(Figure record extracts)
%%

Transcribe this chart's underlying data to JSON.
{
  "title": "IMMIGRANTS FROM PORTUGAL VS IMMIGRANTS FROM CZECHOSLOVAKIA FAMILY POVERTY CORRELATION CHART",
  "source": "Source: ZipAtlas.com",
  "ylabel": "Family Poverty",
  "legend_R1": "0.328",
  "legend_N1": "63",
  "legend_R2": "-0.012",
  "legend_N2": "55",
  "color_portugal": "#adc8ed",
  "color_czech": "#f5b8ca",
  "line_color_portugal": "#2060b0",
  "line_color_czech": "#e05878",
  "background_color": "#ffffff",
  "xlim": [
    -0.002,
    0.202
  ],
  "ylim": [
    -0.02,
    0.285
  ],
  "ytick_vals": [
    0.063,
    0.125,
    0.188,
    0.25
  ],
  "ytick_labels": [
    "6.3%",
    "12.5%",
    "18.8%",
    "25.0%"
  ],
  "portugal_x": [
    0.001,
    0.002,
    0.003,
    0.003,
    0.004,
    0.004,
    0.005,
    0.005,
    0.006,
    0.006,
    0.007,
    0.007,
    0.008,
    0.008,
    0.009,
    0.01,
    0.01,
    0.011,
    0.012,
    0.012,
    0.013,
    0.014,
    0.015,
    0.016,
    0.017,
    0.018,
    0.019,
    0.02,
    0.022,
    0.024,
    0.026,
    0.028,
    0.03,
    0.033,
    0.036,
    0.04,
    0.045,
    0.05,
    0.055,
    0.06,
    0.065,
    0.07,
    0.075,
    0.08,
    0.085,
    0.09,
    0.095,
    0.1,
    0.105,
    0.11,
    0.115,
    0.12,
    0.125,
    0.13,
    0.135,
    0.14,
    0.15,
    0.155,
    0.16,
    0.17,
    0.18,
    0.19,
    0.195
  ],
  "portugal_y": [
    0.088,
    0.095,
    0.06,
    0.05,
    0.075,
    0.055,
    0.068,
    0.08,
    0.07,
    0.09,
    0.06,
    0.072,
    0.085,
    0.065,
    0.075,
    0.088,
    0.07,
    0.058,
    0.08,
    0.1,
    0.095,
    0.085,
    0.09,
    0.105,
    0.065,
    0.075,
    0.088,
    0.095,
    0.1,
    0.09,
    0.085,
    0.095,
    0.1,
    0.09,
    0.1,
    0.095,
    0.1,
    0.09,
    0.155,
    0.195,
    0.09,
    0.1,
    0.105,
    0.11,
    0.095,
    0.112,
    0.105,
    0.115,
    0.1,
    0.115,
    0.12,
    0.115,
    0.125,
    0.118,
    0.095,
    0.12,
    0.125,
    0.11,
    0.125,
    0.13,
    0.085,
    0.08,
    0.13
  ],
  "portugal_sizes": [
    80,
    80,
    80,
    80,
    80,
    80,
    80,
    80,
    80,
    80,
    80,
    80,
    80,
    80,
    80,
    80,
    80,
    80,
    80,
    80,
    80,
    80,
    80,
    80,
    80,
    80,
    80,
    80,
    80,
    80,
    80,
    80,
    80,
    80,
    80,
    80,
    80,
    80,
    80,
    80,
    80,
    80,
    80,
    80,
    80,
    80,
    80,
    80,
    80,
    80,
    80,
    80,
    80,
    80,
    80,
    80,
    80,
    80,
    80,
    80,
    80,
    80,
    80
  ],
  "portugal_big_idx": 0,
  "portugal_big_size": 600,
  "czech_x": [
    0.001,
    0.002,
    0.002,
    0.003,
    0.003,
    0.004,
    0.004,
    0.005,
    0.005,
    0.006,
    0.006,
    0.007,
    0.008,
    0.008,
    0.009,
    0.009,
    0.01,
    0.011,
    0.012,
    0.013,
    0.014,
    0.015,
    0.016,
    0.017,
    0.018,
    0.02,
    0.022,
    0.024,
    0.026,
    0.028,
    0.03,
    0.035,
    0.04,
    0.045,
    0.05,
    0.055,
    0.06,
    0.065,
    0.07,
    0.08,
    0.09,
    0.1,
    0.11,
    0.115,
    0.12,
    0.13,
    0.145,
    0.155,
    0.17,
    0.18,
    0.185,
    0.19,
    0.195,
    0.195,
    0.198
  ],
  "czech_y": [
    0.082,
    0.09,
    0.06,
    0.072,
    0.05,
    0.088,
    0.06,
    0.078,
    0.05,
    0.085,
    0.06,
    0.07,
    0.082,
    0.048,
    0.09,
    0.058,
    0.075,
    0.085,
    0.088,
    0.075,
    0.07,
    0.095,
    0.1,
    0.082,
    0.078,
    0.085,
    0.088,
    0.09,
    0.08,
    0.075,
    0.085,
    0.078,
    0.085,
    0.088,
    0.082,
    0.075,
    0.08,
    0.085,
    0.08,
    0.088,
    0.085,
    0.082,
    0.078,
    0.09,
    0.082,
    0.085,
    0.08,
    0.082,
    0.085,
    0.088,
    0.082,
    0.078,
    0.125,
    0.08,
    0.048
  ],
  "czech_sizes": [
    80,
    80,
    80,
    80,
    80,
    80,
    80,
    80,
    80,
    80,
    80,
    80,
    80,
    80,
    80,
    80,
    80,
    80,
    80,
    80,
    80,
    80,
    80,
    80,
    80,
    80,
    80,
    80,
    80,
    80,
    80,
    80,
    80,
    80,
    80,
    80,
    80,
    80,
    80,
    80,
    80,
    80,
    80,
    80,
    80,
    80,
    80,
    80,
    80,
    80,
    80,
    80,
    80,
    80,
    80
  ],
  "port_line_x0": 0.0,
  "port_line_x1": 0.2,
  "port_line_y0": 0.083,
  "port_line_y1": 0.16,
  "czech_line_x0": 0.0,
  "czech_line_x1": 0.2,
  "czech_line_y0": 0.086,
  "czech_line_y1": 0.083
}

%%
%%

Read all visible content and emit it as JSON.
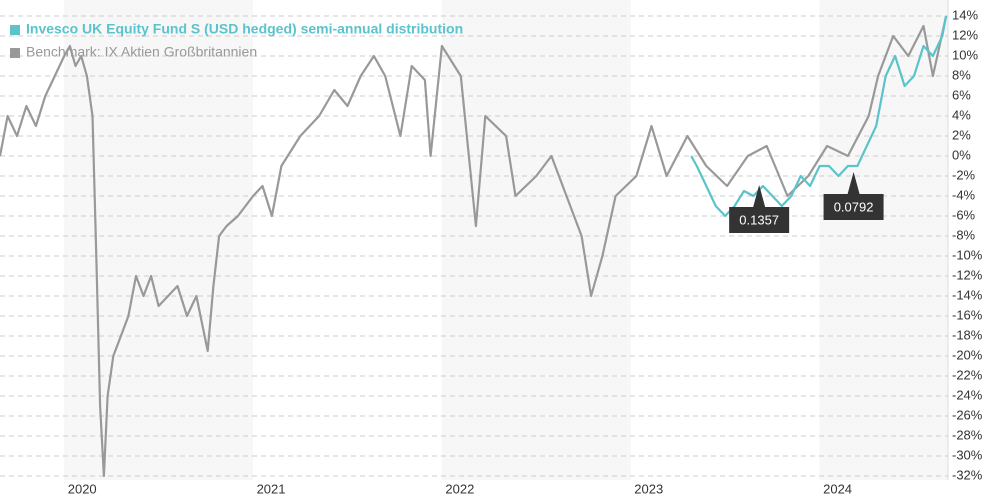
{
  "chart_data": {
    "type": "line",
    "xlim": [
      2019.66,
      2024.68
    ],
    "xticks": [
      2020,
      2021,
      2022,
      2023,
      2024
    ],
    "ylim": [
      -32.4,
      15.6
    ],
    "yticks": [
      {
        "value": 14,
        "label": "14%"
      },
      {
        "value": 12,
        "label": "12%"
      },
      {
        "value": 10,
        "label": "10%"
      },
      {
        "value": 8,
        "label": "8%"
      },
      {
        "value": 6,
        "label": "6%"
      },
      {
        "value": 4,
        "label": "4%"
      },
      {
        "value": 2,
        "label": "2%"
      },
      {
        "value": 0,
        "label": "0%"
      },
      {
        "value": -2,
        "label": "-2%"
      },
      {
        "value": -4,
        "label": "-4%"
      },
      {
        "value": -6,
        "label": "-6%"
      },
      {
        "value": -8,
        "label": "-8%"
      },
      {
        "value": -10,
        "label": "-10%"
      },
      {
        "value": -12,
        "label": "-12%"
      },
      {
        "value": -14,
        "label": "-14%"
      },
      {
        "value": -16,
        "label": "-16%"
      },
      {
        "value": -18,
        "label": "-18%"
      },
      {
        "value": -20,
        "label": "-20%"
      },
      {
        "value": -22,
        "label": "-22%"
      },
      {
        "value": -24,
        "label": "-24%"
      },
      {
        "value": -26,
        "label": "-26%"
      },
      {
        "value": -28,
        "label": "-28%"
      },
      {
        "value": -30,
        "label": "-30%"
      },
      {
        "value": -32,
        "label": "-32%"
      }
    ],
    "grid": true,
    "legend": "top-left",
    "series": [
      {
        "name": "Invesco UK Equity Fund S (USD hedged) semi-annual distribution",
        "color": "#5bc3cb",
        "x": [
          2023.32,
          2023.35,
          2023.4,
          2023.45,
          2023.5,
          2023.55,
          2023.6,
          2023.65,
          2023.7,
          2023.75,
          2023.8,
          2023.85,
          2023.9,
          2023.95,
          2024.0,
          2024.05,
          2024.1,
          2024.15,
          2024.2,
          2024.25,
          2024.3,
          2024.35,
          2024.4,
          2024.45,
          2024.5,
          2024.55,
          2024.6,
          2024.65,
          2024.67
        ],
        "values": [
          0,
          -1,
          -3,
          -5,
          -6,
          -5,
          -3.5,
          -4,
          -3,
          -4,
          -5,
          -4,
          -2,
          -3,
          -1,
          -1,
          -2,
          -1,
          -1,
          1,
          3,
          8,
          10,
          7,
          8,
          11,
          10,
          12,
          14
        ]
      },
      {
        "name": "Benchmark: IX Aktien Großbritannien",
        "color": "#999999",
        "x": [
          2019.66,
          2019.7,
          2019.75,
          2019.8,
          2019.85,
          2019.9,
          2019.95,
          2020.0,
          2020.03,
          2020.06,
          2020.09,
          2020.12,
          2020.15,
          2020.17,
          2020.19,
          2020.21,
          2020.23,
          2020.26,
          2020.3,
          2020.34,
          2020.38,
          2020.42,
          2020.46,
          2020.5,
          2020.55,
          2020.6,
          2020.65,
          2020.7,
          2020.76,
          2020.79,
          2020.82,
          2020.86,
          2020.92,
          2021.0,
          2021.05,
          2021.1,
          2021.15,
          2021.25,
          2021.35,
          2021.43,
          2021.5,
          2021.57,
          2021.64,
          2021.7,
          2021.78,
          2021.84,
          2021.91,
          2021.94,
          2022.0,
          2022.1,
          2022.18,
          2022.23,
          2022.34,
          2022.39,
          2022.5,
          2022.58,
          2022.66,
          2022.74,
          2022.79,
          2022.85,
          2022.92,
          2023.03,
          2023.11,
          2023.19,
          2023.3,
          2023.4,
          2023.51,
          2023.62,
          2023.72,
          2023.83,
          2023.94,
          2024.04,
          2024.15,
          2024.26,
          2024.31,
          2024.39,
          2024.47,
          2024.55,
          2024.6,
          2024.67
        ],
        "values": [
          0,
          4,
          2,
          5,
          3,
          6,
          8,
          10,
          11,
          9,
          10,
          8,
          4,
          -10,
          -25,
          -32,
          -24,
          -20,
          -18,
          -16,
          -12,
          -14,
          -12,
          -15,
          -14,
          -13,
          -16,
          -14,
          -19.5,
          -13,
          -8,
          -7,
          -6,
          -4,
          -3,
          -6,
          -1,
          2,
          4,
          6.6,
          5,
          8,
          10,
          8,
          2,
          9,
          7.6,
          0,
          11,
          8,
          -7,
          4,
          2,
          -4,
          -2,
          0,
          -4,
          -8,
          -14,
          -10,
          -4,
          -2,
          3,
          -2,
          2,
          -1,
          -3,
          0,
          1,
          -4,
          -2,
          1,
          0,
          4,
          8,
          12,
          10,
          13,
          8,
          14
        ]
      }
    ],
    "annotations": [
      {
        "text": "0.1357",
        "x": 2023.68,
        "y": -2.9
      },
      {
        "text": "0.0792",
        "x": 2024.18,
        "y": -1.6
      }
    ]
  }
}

%%
%%

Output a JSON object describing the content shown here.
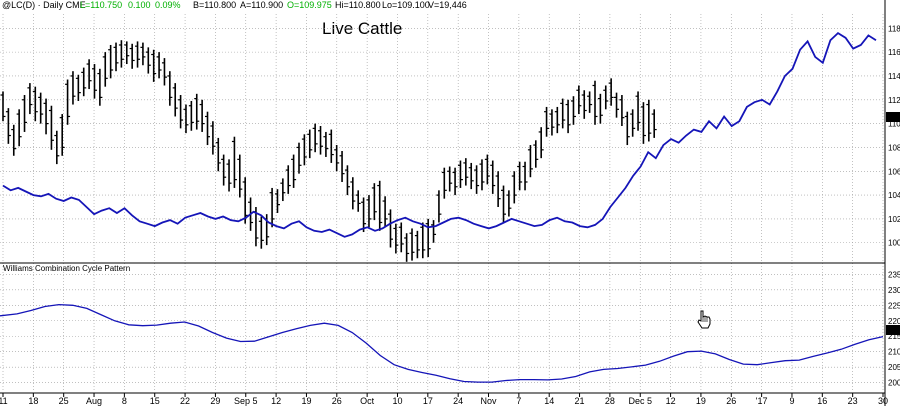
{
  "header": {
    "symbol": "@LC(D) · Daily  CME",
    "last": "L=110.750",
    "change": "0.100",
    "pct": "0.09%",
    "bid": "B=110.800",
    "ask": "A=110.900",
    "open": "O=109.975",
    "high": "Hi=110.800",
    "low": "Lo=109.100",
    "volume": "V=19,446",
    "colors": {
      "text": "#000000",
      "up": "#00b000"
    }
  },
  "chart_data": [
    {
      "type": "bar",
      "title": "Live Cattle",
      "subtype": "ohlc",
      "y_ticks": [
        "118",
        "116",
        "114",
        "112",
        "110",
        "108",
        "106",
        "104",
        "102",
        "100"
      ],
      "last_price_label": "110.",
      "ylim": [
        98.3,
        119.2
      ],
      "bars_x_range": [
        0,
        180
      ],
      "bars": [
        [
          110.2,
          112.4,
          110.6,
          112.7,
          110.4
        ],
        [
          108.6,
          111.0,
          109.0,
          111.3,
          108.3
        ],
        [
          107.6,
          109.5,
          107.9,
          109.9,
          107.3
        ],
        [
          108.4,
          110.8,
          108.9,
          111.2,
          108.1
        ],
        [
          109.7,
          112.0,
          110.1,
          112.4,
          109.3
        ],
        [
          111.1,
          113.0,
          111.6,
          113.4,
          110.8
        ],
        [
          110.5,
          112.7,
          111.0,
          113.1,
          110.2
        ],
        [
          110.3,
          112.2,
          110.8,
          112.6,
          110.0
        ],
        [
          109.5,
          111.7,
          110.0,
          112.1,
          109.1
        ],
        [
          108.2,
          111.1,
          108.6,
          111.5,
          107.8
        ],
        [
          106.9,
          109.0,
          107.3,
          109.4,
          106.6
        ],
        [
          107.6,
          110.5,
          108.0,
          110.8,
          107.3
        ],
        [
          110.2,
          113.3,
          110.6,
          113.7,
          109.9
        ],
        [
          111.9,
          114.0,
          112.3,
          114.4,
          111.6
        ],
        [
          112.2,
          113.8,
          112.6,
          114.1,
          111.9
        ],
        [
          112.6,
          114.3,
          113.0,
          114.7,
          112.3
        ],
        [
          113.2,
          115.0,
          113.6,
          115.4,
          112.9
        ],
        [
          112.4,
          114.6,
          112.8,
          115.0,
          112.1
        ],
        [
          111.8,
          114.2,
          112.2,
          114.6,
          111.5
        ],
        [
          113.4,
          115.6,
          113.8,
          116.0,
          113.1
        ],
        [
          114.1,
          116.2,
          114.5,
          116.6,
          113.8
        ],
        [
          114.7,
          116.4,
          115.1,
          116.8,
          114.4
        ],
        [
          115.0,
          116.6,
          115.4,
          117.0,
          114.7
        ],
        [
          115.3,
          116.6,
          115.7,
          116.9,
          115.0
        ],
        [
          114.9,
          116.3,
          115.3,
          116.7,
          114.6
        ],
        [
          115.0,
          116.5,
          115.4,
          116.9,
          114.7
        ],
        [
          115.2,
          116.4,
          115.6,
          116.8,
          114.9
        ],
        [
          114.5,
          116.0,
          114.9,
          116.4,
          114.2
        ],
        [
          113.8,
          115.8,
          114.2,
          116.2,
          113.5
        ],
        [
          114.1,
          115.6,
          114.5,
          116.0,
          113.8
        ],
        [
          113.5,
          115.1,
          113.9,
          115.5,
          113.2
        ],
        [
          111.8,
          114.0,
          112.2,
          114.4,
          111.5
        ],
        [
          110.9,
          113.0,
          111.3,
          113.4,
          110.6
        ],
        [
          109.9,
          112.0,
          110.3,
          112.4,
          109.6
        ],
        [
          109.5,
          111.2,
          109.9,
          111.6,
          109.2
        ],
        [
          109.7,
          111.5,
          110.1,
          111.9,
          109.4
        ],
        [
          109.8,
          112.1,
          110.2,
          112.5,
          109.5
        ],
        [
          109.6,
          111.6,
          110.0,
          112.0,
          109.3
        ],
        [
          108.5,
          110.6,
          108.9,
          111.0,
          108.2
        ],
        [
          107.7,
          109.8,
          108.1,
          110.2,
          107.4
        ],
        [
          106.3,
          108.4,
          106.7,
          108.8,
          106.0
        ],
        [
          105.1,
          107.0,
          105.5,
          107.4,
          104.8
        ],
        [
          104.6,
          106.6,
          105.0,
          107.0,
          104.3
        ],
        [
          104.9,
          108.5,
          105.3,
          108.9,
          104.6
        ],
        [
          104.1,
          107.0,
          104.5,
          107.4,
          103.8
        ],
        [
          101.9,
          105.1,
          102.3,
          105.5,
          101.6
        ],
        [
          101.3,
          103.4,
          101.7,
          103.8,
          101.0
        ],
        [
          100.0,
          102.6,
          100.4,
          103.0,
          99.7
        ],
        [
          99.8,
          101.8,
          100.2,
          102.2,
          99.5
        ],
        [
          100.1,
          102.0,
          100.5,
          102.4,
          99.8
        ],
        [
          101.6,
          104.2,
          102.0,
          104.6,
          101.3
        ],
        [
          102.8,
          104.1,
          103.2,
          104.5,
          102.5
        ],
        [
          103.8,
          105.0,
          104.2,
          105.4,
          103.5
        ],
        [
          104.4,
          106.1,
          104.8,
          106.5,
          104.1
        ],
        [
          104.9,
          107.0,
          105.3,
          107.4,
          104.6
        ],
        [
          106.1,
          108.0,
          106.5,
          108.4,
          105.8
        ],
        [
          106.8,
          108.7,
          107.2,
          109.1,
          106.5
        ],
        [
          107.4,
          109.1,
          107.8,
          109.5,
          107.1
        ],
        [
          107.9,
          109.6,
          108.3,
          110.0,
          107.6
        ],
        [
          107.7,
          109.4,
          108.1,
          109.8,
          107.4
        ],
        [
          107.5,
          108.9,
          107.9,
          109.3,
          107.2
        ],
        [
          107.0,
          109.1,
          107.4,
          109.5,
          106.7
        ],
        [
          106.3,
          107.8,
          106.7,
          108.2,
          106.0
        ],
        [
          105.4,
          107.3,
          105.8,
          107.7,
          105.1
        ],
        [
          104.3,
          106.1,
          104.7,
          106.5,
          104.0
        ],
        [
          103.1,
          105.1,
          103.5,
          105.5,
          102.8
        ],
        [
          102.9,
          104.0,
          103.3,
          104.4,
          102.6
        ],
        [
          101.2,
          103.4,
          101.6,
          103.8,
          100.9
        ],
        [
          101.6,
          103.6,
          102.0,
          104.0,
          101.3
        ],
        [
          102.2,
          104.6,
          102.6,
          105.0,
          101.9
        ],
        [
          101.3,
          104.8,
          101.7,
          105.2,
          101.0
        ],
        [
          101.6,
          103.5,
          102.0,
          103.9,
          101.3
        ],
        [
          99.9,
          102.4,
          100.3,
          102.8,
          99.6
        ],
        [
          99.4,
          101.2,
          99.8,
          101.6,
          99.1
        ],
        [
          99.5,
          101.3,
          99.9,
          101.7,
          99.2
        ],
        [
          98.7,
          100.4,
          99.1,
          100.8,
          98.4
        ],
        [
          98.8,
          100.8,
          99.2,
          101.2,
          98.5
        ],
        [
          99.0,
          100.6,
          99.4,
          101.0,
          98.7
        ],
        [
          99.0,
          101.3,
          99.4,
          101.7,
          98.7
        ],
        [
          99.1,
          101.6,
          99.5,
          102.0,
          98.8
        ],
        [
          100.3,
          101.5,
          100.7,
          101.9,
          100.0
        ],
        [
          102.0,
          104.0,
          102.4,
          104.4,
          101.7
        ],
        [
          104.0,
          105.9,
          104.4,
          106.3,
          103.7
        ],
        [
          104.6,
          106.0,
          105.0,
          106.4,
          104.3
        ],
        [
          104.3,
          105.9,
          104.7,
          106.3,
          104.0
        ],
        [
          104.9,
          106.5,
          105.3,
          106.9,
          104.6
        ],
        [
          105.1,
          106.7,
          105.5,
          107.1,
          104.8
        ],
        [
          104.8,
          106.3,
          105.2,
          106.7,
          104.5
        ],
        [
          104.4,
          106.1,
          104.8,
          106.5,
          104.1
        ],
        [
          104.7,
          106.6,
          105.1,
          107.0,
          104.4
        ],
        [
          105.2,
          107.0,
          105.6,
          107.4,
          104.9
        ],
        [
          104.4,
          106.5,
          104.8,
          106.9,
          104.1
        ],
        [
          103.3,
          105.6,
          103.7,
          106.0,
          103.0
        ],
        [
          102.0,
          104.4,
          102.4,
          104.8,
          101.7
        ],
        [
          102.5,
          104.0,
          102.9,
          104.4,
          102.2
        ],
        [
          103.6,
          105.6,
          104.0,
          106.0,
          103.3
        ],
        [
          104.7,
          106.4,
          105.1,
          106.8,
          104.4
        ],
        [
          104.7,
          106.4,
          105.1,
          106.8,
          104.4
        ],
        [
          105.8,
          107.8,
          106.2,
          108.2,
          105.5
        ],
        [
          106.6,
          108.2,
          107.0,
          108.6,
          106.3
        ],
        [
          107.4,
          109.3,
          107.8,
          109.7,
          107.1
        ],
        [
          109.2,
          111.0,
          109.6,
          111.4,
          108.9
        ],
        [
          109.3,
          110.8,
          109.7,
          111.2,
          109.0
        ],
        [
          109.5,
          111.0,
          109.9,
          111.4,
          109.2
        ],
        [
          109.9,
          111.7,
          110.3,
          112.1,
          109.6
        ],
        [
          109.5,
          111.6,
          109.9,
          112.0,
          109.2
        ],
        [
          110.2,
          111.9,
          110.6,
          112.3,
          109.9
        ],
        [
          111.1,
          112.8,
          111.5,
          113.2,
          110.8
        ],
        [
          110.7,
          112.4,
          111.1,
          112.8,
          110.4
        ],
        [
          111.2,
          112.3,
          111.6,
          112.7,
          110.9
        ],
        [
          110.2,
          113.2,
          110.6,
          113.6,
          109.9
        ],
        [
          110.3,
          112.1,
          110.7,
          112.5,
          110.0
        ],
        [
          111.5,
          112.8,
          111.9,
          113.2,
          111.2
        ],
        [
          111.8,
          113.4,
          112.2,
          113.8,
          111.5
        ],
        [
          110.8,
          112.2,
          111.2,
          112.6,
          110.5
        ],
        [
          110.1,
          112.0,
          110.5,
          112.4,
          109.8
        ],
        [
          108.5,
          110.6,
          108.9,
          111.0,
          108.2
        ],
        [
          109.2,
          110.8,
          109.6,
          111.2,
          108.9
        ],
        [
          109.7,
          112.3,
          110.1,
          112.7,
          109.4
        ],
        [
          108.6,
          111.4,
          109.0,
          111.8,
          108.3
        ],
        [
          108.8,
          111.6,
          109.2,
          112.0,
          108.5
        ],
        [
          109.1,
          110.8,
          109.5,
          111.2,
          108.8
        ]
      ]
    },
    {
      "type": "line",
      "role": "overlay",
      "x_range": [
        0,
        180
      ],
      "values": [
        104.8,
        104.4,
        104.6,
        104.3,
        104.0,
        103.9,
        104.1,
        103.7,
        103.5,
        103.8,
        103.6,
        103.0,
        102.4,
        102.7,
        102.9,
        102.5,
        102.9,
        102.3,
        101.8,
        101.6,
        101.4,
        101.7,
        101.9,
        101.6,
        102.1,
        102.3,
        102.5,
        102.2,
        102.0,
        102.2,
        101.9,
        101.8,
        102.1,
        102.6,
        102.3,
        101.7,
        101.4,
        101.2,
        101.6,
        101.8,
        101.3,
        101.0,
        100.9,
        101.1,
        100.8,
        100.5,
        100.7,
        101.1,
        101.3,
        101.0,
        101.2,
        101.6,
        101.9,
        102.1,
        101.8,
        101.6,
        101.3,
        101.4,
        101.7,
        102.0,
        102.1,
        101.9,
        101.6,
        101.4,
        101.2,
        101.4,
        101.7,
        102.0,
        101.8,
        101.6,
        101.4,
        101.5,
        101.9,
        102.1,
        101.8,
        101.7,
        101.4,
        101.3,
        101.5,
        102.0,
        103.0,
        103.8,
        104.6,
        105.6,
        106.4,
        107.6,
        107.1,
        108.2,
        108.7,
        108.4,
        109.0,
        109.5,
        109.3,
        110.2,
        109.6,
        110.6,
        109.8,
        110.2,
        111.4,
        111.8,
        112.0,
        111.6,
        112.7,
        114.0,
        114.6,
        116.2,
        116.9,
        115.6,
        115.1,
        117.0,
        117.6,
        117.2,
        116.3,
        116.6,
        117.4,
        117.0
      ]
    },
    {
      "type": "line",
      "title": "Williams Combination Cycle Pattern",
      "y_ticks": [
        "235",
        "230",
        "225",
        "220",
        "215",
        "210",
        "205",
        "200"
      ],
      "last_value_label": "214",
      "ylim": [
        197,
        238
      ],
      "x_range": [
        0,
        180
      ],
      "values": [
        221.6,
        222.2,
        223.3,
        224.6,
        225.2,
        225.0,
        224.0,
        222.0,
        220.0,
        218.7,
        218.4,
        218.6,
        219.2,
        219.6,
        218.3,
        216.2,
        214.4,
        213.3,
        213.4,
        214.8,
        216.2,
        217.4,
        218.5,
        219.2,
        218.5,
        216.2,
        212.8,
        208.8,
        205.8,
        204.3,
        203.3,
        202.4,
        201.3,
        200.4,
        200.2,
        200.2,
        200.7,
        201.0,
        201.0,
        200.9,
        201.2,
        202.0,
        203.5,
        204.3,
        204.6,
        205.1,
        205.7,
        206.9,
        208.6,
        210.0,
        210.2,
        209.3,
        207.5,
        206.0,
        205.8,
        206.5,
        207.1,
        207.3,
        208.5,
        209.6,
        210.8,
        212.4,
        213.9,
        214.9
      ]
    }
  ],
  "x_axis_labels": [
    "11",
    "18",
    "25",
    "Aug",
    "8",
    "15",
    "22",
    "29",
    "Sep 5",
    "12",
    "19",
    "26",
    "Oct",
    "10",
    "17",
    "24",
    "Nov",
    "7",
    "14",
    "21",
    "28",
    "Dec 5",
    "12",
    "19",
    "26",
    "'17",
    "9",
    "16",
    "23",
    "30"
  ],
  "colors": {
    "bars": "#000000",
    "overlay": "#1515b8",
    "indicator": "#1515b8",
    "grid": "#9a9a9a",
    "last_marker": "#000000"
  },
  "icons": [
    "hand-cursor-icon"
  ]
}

%%

Copy out the lines in which the string "name" appears.

TASK SOLUTION
        "name": "Invesco UK Equity Fund S (USD hedged) semi-annual distribution",
        "name": "Benchmark: IX Aktien Großbritannien",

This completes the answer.